DIRECTIVE: Where a line contains the word "JSON", copy that line in full.

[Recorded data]
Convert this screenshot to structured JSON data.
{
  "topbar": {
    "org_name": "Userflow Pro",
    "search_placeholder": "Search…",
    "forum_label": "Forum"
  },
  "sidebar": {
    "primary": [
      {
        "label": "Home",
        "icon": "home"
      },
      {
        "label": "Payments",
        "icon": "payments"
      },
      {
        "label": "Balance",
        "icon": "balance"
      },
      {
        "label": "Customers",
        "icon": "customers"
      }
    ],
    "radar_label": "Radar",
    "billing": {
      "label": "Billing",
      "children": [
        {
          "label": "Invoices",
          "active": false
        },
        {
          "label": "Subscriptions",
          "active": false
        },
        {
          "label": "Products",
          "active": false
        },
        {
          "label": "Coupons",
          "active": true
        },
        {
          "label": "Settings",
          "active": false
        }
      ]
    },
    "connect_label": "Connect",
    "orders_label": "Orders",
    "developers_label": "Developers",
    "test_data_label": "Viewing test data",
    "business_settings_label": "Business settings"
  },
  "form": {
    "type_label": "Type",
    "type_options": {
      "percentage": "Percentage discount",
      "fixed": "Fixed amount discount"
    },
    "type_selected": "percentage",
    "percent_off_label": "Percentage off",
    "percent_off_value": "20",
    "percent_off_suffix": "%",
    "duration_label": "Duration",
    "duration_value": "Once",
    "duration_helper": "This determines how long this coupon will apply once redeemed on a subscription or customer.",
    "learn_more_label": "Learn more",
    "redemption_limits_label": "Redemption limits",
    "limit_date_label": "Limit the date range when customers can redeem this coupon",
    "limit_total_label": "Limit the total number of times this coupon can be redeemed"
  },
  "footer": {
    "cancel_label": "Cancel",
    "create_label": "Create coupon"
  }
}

...

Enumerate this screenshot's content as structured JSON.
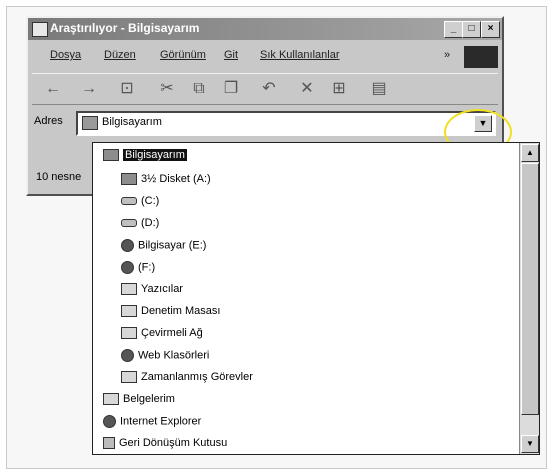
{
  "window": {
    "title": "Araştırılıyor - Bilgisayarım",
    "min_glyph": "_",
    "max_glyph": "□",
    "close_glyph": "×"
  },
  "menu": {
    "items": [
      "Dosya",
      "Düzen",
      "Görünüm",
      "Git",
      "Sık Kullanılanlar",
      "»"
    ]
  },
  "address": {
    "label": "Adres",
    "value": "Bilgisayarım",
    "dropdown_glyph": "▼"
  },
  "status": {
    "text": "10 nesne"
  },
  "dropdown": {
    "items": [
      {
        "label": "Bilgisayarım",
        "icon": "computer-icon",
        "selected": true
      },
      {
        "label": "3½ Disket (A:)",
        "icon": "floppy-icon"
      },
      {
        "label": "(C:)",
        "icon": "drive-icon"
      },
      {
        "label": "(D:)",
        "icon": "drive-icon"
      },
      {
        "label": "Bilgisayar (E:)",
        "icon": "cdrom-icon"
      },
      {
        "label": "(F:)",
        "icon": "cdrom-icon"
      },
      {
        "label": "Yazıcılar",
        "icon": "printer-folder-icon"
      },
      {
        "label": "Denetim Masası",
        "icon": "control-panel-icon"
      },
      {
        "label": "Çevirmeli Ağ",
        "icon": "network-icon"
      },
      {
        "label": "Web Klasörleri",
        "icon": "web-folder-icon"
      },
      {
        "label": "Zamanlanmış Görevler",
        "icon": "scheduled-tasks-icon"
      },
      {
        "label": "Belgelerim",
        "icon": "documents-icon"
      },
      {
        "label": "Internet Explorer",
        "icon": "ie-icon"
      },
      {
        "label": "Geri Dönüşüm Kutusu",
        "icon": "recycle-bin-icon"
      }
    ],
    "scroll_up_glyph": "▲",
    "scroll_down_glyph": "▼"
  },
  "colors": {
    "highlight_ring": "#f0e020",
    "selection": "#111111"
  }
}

FINISHED EXERCISE:
Convert this screenshot to structured JSON data.
Enumerate this screenshot's content as structured JSON.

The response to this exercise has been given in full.